From the records below, extract all the text exactly and leave the images behind.

[Begin Provided material]

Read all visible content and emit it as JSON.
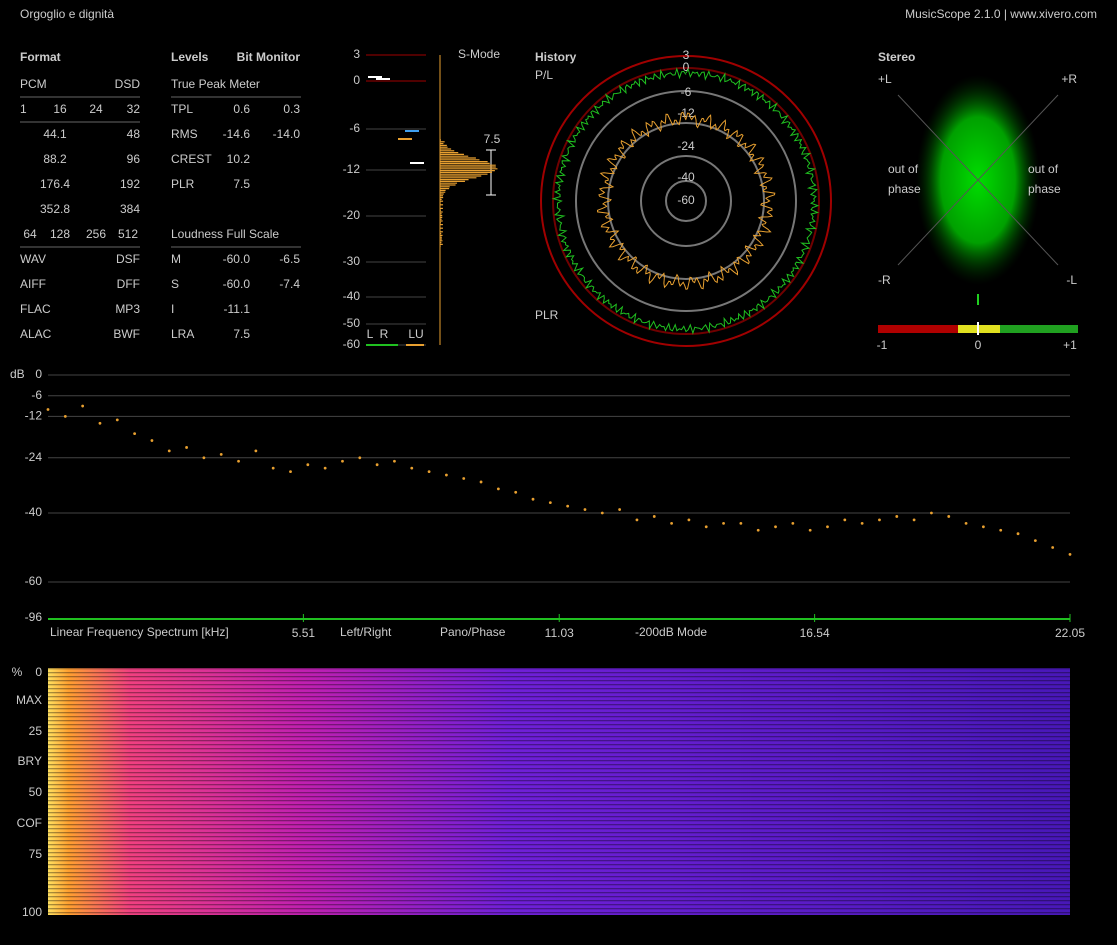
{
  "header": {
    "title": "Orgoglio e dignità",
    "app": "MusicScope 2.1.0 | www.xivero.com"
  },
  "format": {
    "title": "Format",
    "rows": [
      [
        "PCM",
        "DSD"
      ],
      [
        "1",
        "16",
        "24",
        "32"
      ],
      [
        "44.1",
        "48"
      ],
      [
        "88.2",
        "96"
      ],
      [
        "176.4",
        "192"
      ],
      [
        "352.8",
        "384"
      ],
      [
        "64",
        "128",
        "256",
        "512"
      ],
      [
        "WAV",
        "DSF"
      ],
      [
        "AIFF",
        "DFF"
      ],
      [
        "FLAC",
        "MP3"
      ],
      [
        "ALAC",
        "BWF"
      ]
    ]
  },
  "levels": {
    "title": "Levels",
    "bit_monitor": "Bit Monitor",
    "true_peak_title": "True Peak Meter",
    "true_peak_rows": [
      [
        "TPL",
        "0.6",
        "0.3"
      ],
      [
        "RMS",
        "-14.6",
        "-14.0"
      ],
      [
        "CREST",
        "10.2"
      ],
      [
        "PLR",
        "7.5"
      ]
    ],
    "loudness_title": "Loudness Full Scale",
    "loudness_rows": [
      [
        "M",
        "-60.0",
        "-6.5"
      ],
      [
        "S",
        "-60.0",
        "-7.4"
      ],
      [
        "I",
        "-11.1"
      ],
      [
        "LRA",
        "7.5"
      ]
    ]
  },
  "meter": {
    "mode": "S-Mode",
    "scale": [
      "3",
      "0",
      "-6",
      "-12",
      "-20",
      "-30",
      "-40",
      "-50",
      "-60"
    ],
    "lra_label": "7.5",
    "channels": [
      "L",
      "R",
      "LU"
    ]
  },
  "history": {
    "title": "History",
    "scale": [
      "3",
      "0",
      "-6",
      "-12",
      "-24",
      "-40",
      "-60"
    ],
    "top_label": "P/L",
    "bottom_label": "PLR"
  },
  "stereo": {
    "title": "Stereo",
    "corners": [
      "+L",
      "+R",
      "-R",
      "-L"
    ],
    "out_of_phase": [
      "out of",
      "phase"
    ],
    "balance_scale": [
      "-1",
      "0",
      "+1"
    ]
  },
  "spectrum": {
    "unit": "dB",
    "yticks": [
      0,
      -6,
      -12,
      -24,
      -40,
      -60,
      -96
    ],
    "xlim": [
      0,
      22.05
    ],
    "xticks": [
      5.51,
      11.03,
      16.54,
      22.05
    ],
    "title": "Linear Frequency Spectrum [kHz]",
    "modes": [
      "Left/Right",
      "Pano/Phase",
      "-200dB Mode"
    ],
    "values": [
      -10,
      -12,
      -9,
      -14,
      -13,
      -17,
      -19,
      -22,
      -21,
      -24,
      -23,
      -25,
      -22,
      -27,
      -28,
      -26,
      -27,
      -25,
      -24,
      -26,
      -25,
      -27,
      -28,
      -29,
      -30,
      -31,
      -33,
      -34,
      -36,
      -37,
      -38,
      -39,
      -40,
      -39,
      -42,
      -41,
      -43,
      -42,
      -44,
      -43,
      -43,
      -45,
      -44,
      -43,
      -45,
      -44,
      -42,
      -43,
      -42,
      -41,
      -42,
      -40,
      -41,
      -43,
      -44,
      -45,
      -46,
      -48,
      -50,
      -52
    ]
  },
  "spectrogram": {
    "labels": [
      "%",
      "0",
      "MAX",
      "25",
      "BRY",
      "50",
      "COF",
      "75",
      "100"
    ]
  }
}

[End Provided material]

» Response to the exercise
Read all visible content and emit it as JSON.
{
  "header": {
    "title": "Orgoglio e dignità",
    "app": "MusicScope 2.1.0 | www.xivero.com"
  },
  "format": {
    "title": "Format",
    "rows": [
      [
        "PCM",
        "DSD"
      ],
      [
        "1",
        "16",
        "24",
        "32"
      ],
      [
        "44.1",
        "48"
      ],
      [
        "88.2",
        "96"
      ],
      [
        "176.4",
        "192"
      ],
      [
        "352.8",
        "384"
      ],
      [
        "64",
        "128",
        "256",
        "512"
      ],
      [
        "WAV",
        "DSF"
      ],
      [
        "AIFF",
        "DFF"
      ],
      [
        "FLAC",
        "MP3"
      ],
      [
        "ALAC",
        "BWF"
      ]
    ]
  },
  "levels": {
    "title": "Levels",
    "bit_monitor": "Bit Monitor",
    "true_peak_title": "True Peak Meter",
    "true_peak_rows": [
      [
        "TPL",
        "0.6",
        "0.3"
      ],
      [
        "RMS",
        "-14.6",
        "-14.0"
      ],
      [
        "CREST",
        "10.2"
      ],
      [
        "PLR",
        "7.5"
      ]
    ],
    "loudness_title": "Loudness Full Scale",
    "loudness_rows": [
      [
        "M",
        "-60.0",
        "-6.5"
      ],
      [
        "S",
        "-60.0",
        "-7.4"
      ],
      [
        "I",
        "-11.1"
      ],
      [
        "LRA",
        "7.5"
      ]
    ]
  },
  "meter": {
    "mode": "S-Mode",
    "scale": [
      "3",
      "0",
      "-6",
      "-12",
      "-20",
      "-30",
      "-40",
      "-50",
      "-60"
    ],
    "lra_label": "7.5",
    "channels": [
      "L",
      "R",
      "LU"
    ]
  },
  "history": {
    "title": "History",
    "scale": [
      "3",
      "0",
      "-6",
      "-12",
      "-24",
      "-40",
      "-60"
    ],
    "top_label": "P/L",
    "bottom_label": "PLR"
  },
  "stereo": {
    "title": "Stereo",
    "corners": [
      "+L",
      "+R",
      "-R",
      "-L"
    ],
    "out_of_phase": [
      "out of",
      "phase"
    ],
    "balance_scale": [
      "-1",
      "0",
      "+1"
    ]
  },
  "spectrum": {
    "unit": "dB",
    "yticks": [
      0,
      -6,
      -12,
      -24,
      -40,
      -60,
      -96
    ],
    "xlim": [
      0,
      22.05
    ],
    "xticks": [
      5.51,
      11.03,
      16.54,
      22.05
    ],
    "title": "Linear Frequency Spectrum [kHz]",
    "modes": [
      "Left/Right",
      "Pano/Phase",
      "-200dB Mode"
    ],
    "values": [
      -10,
      -12,
      -9,
      -14,
      -13,
      -17,
      -19,
      -22,
      -21,
      -24,
      -23,
      -25,
      -22,
      -27,
      -28,
      -26,
      -27,
      -25,
      -24,
      -26,
      -25,
      -27,
      -28,
      -29,
      -30,
      -31,
      -33,
      -34,
      -36,
      -37,
      -38,
      -39,
      -40,
      -39,
      -42,
      -41,
      -43,
      -42,
      -44,
      -43,
      -43,
      -45,
      -44,
      -43,
      -45,
      -44,
      -42,
      -43,
      -42,
      -41,
      -42,
      -40,
      -41,
      -43,
      -44,
      -45,
      -46,
      -48,
      -50,
      -52
    ]
  },
  "spectrogram": {
    "labels": [
      "%",
      "0",
      "MAX",
      "25",
      "BRY",
      "50",
      "COF",
      "75",
      "100"
    ]
  }
}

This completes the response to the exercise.